# Directive
Return each line of the records with nothing changed, pictures excepted.

Stored data:
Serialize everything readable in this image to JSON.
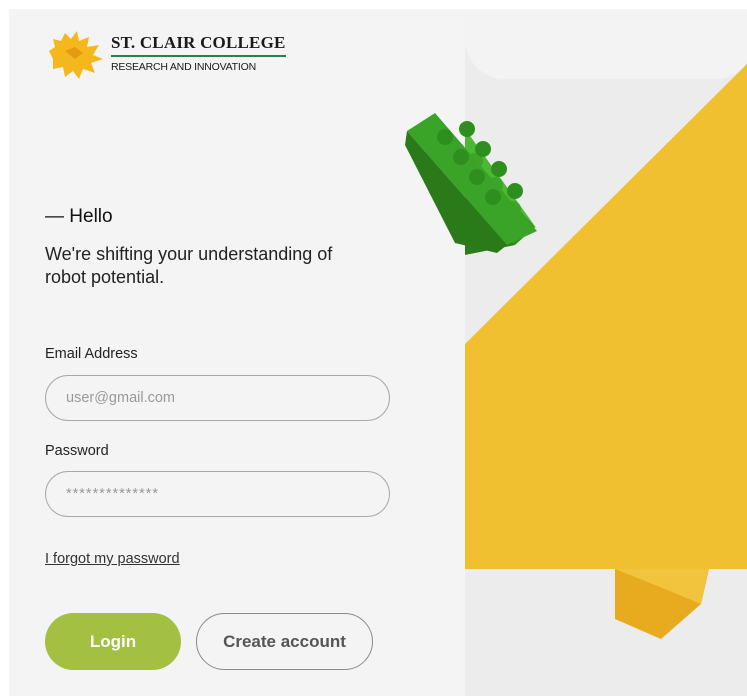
{
  "logo": {
    "line1": "ST. CLAIR COLLEGE",
    "line2": "RESEARCH AND INNOVATION"
  },
  "intro": {
    "greeting": "— Hello",
    "tagline": "We're shifting your understanding of robot potential."
  },
  "form": {
    "email_label": "Email Address",
    "email_placeholder": "user@gmail.com",
    "password_label": "Password",
    "password_placeholder": "**************",
    "forgot_link": "I forgot my password",
    "login_button": "Login",
    "create_button": "Create account"
  },
  "colors": {
    "accent_green": "#a3c043",
    "brand_yellow": "#f0c030",
    "lego_green": "#33a020"
  }
}
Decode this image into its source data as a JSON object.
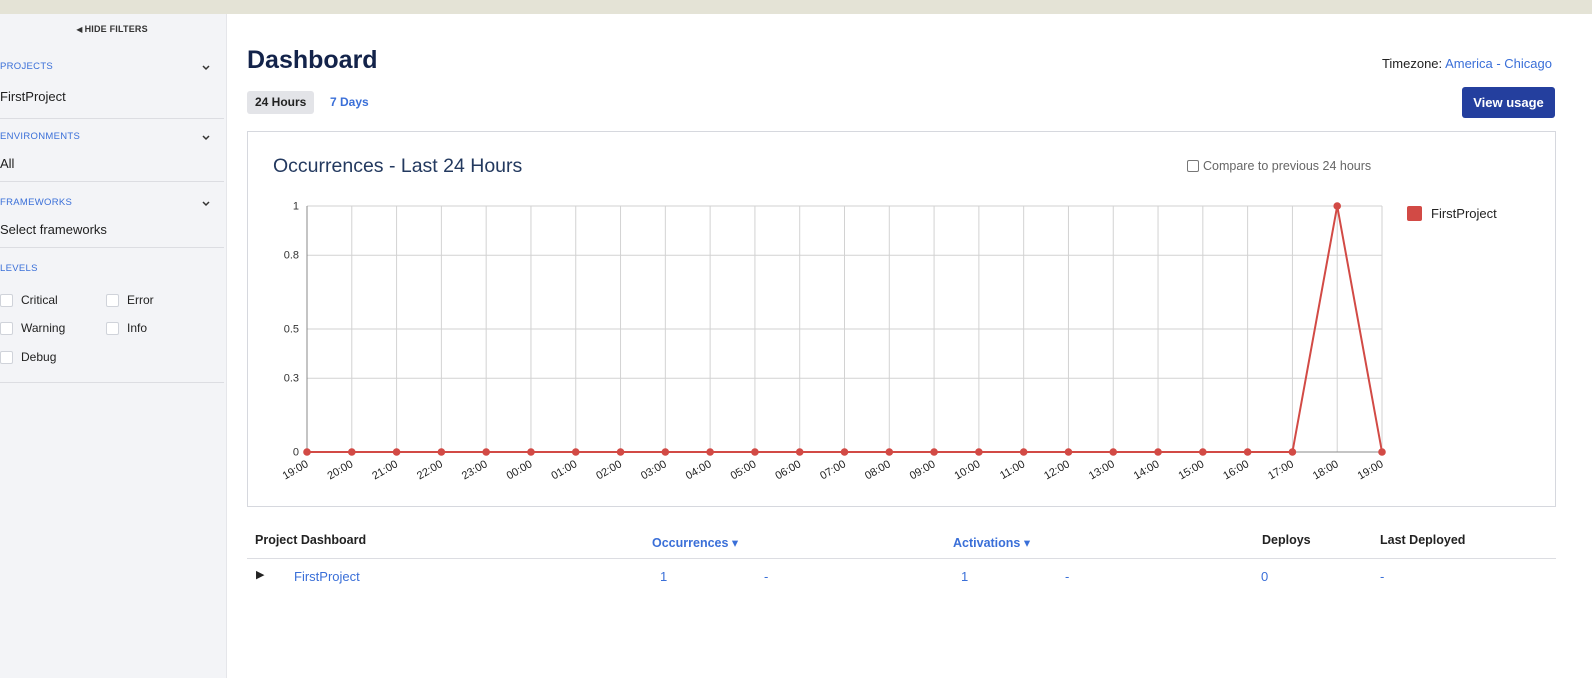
{
  "sidebar": {
    "hide_filters_label": "HIDE FILTERS",
    "projects": {
      "title": "PROJECTS",
      "value": "FirstProject"
    },
    "environments": {
      "title": "ENVIRONMENTS",
      "value": "All"
    },
    "frameworks": {
      "title": "FRAMEWORKS",
      "value": "Select frameworks"
    },
    "levels": {
      "title": "LEVELS",
      "items": [
        {
          "label": "Critical",
          "checked": false
        },
        {
          "label": "Error",
          "checked": false
        },
        {
          "label": "Warning",
          "checked": false
        },
        {
          "label": "Info",
          "checked": false
        },
        {
          "label": "Debug",
          "checked": false
        }
      ]
    }
  },
  "header": {
    "title": "Dashboard",
    "timezone_label": "Timezone:",
    "timezone_value": "America - Chicago",
    "tabs": [
      {
        "label": "24 Hours",
        "active": true
      },
      {
        "label": "7 Days",
        "active": false
      }
    ],
    "view_usage_label": "View usage"
  },
  "chart": {
    "compare_label": "Compare to previous 24 hours",
    "compare_checked": false
  },
  "chart_data": {
    "type": "line",
    "title": "Occurrences - Last 24 Hours",
    "xlabel": "",
    "ylabel": "",
    "x": [
      "19:00",
      "20:00",
      "21:00",
      "22:00",
      "23:00",
      "00:00",
      "01:00",
      "02:00",
      "03:00",
      "04:00",
      "05:00",
      "06:00",
      "07:00",
      "08:00",
      "09:00",
      "10:00",
      "11:00",
      "12:00",
      "13:00",
      "14:00",
      "15:00",
      "16:00",
      "17:00",
      "18:00",
      "19:00"
    ],
    "y_ticks": [
      "0",
      "0.3",
      "0.5",
      "0.8",
      "1"
    ],
    "ylim": [
      0,
      1
    ],
    "grid": true,
    "legend": "right",
    "series": [
      {
        "name": "FirstProject",
        "color": "#d24a45",
        "values": [
          0,
          0,
          0,
          0,
          0,
          0,
          0,
          0,
          0,
          0,
          0,
          0,
          0,
          0,
          0,
          0,
          0,
          0,
          0,
          0,
          0,
          0,
          0,
          1,
          0
        ]
      }
    ]
  },
  "table": {
    "headers": {
      "project": "Project Dashboard",
      "occurrences": "Occurrences ▾",
      "activations": "Activations ▾",
      "deploys": "Deploys",
      "last_deployed": "Last Deployed"
    },
    "rows": [
      {
        "expander": "▶",
        "project": "FirstProject",
        "occurrences": "1",
        "occurrences_change": "-",
        "activations": "1",
        "activations_change": "-",
        "deploys": "0",
        "last_deployed": "-"
      }
    ]
  }
}
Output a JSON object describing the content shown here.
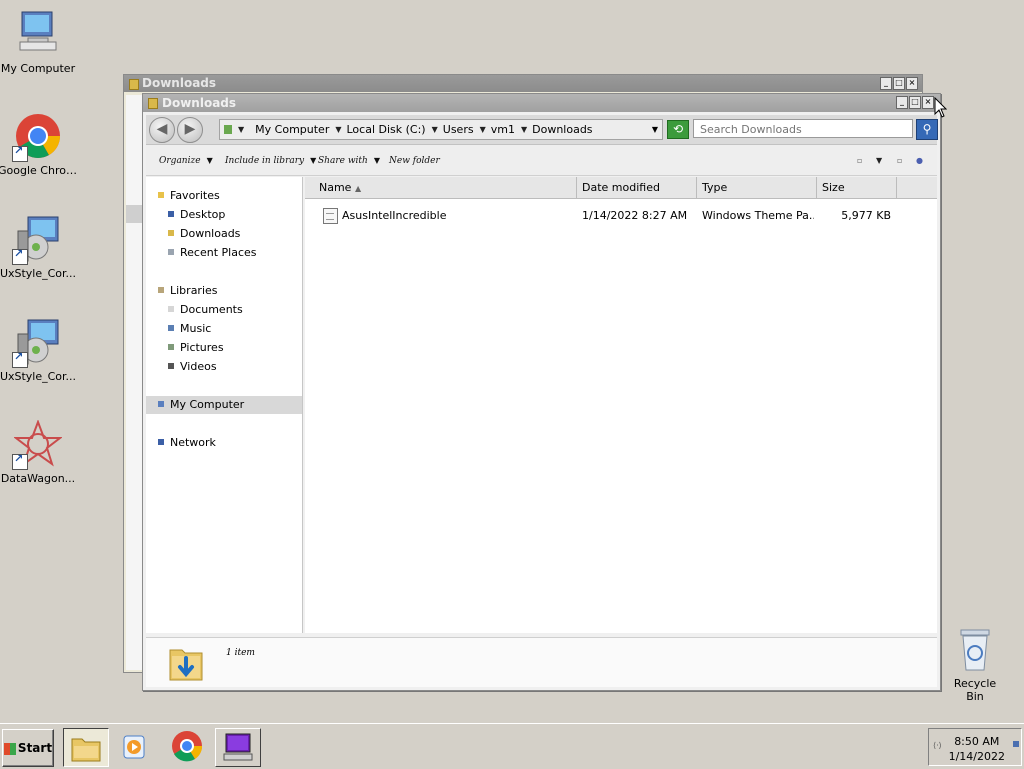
{
  "desktop": {
    "icons": [
      {
        "label": "My Computer"
      },
      {
        "label": "Google Chrome"
      },
      {
        "label": "UxStyle_Cor..."
      },
      {
        "label": "UxStyle_Cor..."
      },
      {
        "label": "DataWagon..."
      }
    ],
    "recycle_bin": "Recycle Bin"
  },
  "back_window": {
    "title": "Downloads"
  },
  "window": {
    "title": "Downloads",
    "breadcrumb": [
      "My Computer",
      "Local Disk (C:)",
      "Users",
      "vm1",
      "Downloads"
    ],
    "search_placeholder": "Search Downloads",
    "toolbar": {
      "organize": "Organize",
      "include_in_library": "Include in library",
      "share_with": "Share with",
      "new_folder": "New folder"
    },
    "nav": {
      "favorites": "Favorites",
      "desktop": "Desktop",
      "downloads": "Downloads",
      "recent_places": "Recent Places",
      "libraries": "Libraries",
      "documents": "Documents",
      "music": "Music",
      "pictures": "Pictures",
      "videos": "Videos",
      "my_computer": "My Computer",
      "network": "Network"
    },
    "columns": {
      "name": "Name",
      "date_modified": "Date modified",
      "type": "Type",
      "size": "Size"
    },
    "files": [
      {
        "name": "AsusIntelIncredible",
        "date_modified": "1/14/2022 8:27 AM",
        "type": "Windows Theme Pa...",
        "size": "5,977 KB"
      }
    ],
    "status": {
      "item_count": "1 item"
    }
  },
  "taskbar": {
    "start_label": "Start",
    "time": "8:50 AM",
    "date": "1/14/2022"
  }
}
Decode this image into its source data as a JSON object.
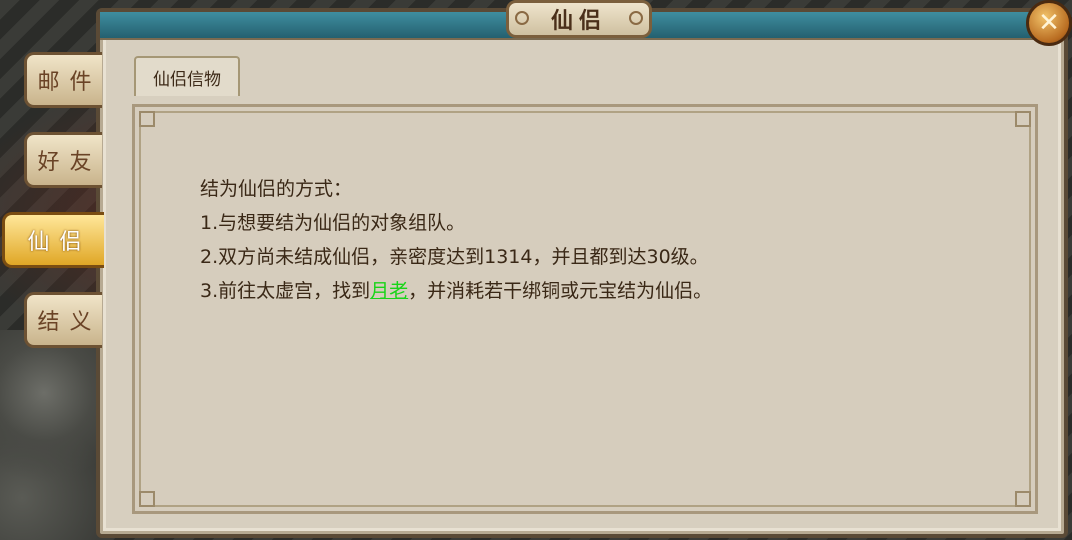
{
  "window": {
    "title": "仙侣"
  },
  "close_icon": "close-icon",
  "side_tabs": [
    {
      "label": "邮件",
      "active": false
    },
    {
      "label": "好友",
      "active": false
    },
    {
      "label": "仙侣",
      "active": true
    },
    {
      "label": "结义",
      "active": false
    }
  ],
  "inner_tab": {
    "label": "仙侣信物"
  },
  "content": {
    "heading": "结为仙侣的方式：",
    "line1": "1.与想要结为仙侣的对象组队。",
    "line2": "2.双方尚未结成仙侣，亲密度达到1314，并且都到达30级。",
    "line3_prefix": "3.前往太虚宫，找到",
    "line3_link": "月老",
    "line3_suffix": "，并消耗若干绑铜或元宝结为仙侣。"
  },
  "colors": {
    "link": "#18d418",
    "active_tab": "#e0a726",
    "title_bar": "#3f8ea0"
  }
}
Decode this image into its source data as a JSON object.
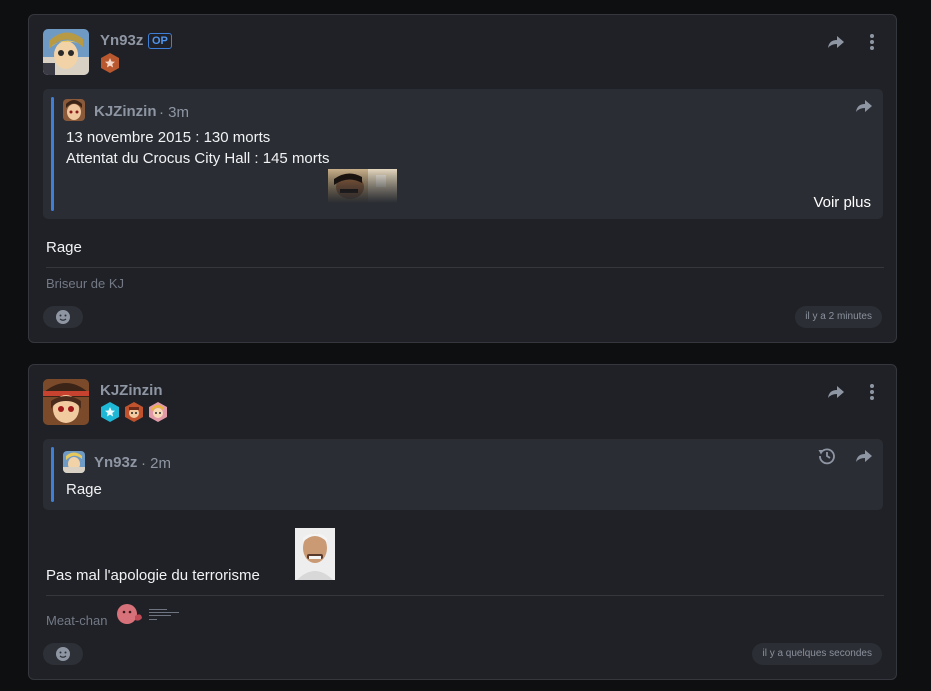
{
  "posts": [
    {
      "author": "Yn93z",
      "op_label": "OP",
      "badges": [
        "bronze-star-badge"
      ],
      "quote": {
        "author": "KJZinzin",
        "time": "· 3m",
        "lines": [
          "13 novembre 2015 : 130 morts",
          "Attentat du Crocus City Hall : 145 morts"
        ],
        "more_label": "Voir plus"
      },
      "text": "Rage",
      "signature": "Briseur de KJ",
      "timestamp": "il y a 2 minutes"
    },
    {
      "author": "KJZinzin",
      "badges": [
        "cyan-star-badge",
        "orange-character-badge",
        "pink-character-badge"
      ],
      "quote": {
        "author": "Yn93z",
        "time": "· 2m",
        "lines": [
          "Rage"
        ]
      },
      "text": "Pas mal l'apologie du terrorisme",
      "signature": "Meat-chan",
      "timestamp": "il y a quelques secondes"
    }
  ],
  "colors": {
    "background": "#0e0f11",
    "card": "#1f2126",
    "quote_bg": "#2a2d33",
    "accent_blue": "#3f7fd6",
    "muted_text": "#8f96a3"
  }
}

# Written response
Serialize everything readable in this image to JSON.
{
  "logo": {
    "line1": "ST. CLAIR COLLEGE",
    "line2": "RESEARCH AND INNOVATION"
  },
  "intro": {
    "greeting": "— Hello",
    "tagline": "We're shifting your understanding of robot potential."
  },
  "form": {
    "email_label": "Email Address",
    "email_placeholder": "user@gmail.com",
    "password_label": "Password",
    "password_placeholder": "**************",
    "forgot_link": "I forgot my password",
    "login_button": "Login",
    "create_button": "Create account"
  },
  "colors": {
    "accent_green": "#a3c043",
    "brand_yellow": "#f0c030",
    "lego_green": "#33a020"
  }
}
Decode this image into its source data as a JSON object.
{
  "sidebar": {
    "hide_filters_label": "HIDE FILTERS",
    "projects": {
      "title": "PROJECTS",
      "value": "FirstProject"
    },
    "environments": {
      "title": "ENVIRONMENTS",
      "value": "All"
    },
    "frameworks": {
      "title": "FRAMEWORKS",
      "value": "Select frameworks"
    },
    "levels": {
      "title": "LEVELS",
      "items": [
        {
          "label": "Critical",
          "checked": false
        },
        {
          "label": "Error",
          "checked": false
        },
        {
          "label": "Warning",
          "checked": false
        },
        {
          "label": "Info",
          "checked": false
        },
        {
          "label": "Debug",
          "checked": false
        }
      ]
    }
  },
  "header": {
    "title": "Dashboard",
    "timezone_label": "Timezone:",
    "timezone_value": "America - Chicago",
    "tabs": [
      {
        "label": "24 Hours",
        "active": true
      },
      {
        "label": "7 Days",
        "active": false
      }
    ],
    "view_usage_label": "View usage"
  },
  "chart": {
    "compare_label": "Compare to previous 24 hours",
    "compare_checked": false
  },
  "chart_data": {
    "type": "line",
    "title": "Occurrences - Last 24 Hours",
    "xlabel": "",
    "ylabel": "",
    "x": [
      "19:00",
      "20:00",
      "21:00",
      "22:00",
      "23:00",
      "00:00",
      "01:00",
      "02:00",
      "03:00",
      "04:00",
      "05:00",
      "06:00",
      "07:00",
      "08:00",
      "09:00",
      "10:00",
      "11:00",
      "12:00",
      "13:00",
      "14:00",
      "15:00",
      "16:00",
      "17:00",
      "18:00",
      "19:00"
    ],
    "y_ticks": [
      "0",
      "0.3",
      "0.5",
      "0.8",
      "1"
    ],
    "ylim": [
      0,
      1
    ],
    "grid": true,
    "legend": "right",
    "series": [
      {
        "name": "FirstProject",
        "color": "#d24a45",
        "values": [
          0,
          0,
          0,
          0,
          0,
          0,
          0,
          0,
          0,
          0,
          0,
          0,
          0,
          0,
          0,
          0,
          0,
          0,
          0,
          0,
          0,
          0,
          0,
          1,
          0
        ]
      }
    ]
  },
  "table": {
    "headers": {
      "project": "Project Dashboard",
      "occurrences": "Occurrences ▾",
      "activations": "Activations ▾",
      "deploys": "Deploys",
      "last_deployed": "Last Deployed"
    },
    "rows": [
      {
        "expander": "▶",
        "project": "FirstProject",
        "occurrences": "1",
        "occurrences_change": "-",
        "activations": "1",
        "activations_change": "-",
        "deploys": "0",
        "last_deployed": "-"
      }
    ]
  }
}
Output a JSON object describing the content shown here.
{
  "desktop": {
    "icons": [
      {
        "label": "My Computer"
      },
      {
        "label": "Google Chrome"
      },
      {
        "label": "UxStyle_Cor..."
      },
      {
        "label": "UxStyle_Cor..."
      },
      {
        "label": "DataWagon..."
      }
    ],
    "recycle_bin": "Recycle Bin"
  },
  "back_window": {
    "title": "Downloads"
  },
  "window": {
    "title": "Downloads",
    "breadcrumb": [
      "My Computer",
      "Local Disk (C:)",
      "Users",
      "vm1",
      "Downloads"
    ],
    "search_placeholder": "Search Downloads",
    "toolbar": {
      "organize": "Organize",
      "include_in_library": "Include in library",
      "share_with": "Share with",
      "new_folder": "New folder"
    },
    "nav": {
      "favorites": "Favorites",
      "desktop": "Desktop",
      "downloads": "Downloads",
      "recent_places": "Recent Places",
      "libraries": "Libraries",
      "documents": "Documents",
      "music": "Music",
      "pictures": "Pictures",
      "videos": "Videos",
      "my_computer": "My Computer",
      "network": "Network"
    },
    "columns": {
      "name": "Name",
      "date_modified": "Date modified",
      "type": "Type",
      "size": "Size"
    },
    "files": [
      {
        "name": "AsusIntelIncredible",
        "date_modified": "1/14/2022 8:27 AM",
        "type": "Windows Theme Pa...",
        "size": "5,977 KB"
      }
    ],
    "status": {
      "item_count": "1 item"
    }
  },
  "taskbar": {
    "start_label": "Start",
    "time": "8:50 AM",
    "date": "1/14/2022"
  }
}
Decode this image into its source data as a JSON object.
{
  "window": {
    "title": "仙侣"
  },
  "close_icon": "close-icon",
  "side_tabs": [
    {
      "label": "邮件",
      "active": false
    },
    {
      "label": "好友",
      "active": false
    },
    {
      "label": "仙侣",
      "active": true
    },
    {
      "label": "结义",
      "active": false
    }
  ],
  "inner_tab": {
    "label": "仙侣信物"
  },
  "content": {
    "heading": "结为仙侣的方式：",
    "line1": "1.与想要结为仙侣的对象组队。",
    "line2": "2.双方尚未结成仙侣，亲密度达到1314，并且都到达30级。",
    "line3_prefix": "3.前往太虚宫，找到",
    "line3_link": "月老",
    "line3_suffix": "，并消耗若干绑铜或元宝结为仙侣。"
  },
  "colors": {
    "link": "#18d418",
    "active_tab": "#e0a726",
    "title_bar": "#3f8ea0"
  }
}
Decode this image into its source data as a JSON object.
{
  "posts": [
    {
      "author": "Yn93z",
      "op_label": "OP",
      "badges": [
        "bronze-star-badge"
      ],
      "quote": {
        "author": "KJZinzin",
        "time": "· 3m",
        "lines": [
          "13 novembre 2015 : 130 morts",
          "Attentat du Crocus City Hall : 145 morts"
        ],
        "more_label": "Voir plus"
      },
      "text": "Rage",
      "signature": "Briseur de KJ",
      "timestamp": "il y a 2 minutes"
    },
    {
      "author": "KJZinzin",
      "badges": [
        "cyan-star-badge",
        "orange-character-badge",
        "pink-character-badge"
      ],
      "quote": {
        "author": "Yn93z",
        "time": "· 2m",
        "lines": [
          "Rage"
        ]
      },
      "text": "Pas mal l'apologie du terrorisme",
      "signature": "Meat-chan",
      "timestamp": "il y a quelques secondes"
    }
  ],
  "colors": {
    "background": "#0e0f11",
    "card": "#1f2126",
    "quote_bg": "#2a2d33",
    "accent_blue": "#3f7fd6",
    "muted_text": "#8f96a3"
  }
}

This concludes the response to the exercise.